INPUT >>
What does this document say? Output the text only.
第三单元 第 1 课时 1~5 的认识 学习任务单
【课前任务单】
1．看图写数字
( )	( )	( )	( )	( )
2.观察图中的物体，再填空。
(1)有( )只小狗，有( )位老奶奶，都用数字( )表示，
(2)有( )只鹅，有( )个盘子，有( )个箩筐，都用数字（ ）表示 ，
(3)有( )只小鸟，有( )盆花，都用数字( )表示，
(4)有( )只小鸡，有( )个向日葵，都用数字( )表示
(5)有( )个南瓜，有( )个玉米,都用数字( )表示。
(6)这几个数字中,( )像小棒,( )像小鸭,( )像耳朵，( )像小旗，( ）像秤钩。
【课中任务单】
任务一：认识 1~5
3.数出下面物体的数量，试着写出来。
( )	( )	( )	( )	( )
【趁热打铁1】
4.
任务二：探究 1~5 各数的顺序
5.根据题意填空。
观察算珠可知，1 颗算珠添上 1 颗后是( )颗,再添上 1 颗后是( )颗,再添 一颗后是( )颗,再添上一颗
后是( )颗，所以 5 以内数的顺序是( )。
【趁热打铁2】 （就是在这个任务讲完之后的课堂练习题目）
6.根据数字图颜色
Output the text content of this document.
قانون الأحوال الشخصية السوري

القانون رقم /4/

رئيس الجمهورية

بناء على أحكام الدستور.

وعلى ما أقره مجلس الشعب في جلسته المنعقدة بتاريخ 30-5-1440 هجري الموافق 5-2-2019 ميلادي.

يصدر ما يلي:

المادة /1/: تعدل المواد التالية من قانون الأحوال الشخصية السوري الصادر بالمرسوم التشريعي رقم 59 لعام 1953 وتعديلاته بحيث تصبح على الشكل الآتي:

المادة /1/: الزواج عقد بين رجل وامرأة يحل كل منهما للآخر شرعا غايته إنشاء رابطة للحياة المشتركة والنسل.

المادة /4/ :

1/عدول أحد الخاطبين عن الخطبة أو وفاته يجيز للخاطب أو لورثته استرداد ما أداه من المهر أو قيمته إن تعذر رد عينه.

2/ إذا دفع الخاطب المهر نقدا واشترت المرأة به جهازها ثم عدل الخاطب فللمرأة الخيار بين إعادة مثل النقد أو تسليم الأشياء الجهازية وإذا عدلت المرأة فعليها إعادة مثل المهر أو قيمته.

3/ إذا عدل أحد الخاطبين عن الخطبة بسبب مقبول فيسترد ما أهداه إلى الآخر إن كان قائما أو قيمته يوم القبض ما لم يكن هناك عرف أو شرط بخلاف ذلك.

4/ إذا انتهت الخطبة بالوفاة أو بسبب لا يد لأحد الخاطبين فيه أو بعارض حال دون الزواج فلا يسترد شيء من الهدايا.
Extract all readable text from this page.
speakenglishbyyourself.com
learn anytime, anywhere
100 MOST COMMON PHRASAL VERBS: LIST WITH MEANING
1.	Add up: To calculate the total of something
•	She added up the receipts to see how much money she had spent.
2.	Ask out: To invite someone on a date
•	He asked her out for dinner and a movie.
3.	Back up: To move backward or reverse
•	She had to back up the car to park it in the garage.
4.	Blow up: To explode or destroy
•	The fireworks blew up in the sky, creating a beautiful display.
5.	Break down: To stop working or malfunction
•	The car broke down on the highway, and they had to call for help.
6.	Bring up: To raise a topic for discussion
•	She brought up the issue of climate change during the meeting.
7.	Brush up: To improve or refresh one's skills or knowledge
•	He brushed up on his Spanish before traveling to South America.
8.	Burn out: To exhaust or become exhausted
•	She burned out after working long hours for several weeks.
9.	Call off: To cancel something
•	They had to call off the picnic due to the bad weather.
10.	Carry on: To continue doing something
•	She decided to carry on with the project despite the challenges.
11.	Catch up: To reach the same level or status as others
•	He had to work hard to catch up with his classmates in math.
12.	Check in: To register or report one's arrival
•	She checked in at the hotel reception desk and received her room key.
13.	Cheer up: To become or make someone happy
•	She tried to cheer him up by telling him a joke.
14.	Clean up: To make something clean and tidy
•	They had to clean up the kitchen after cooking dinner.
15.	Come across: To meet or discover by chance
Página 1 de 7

WRITTEN TASK >> In the entries above, how many lines contain the word "السوري"? Answer with the number only.

ANSWER TO THE PROBLEM >> 2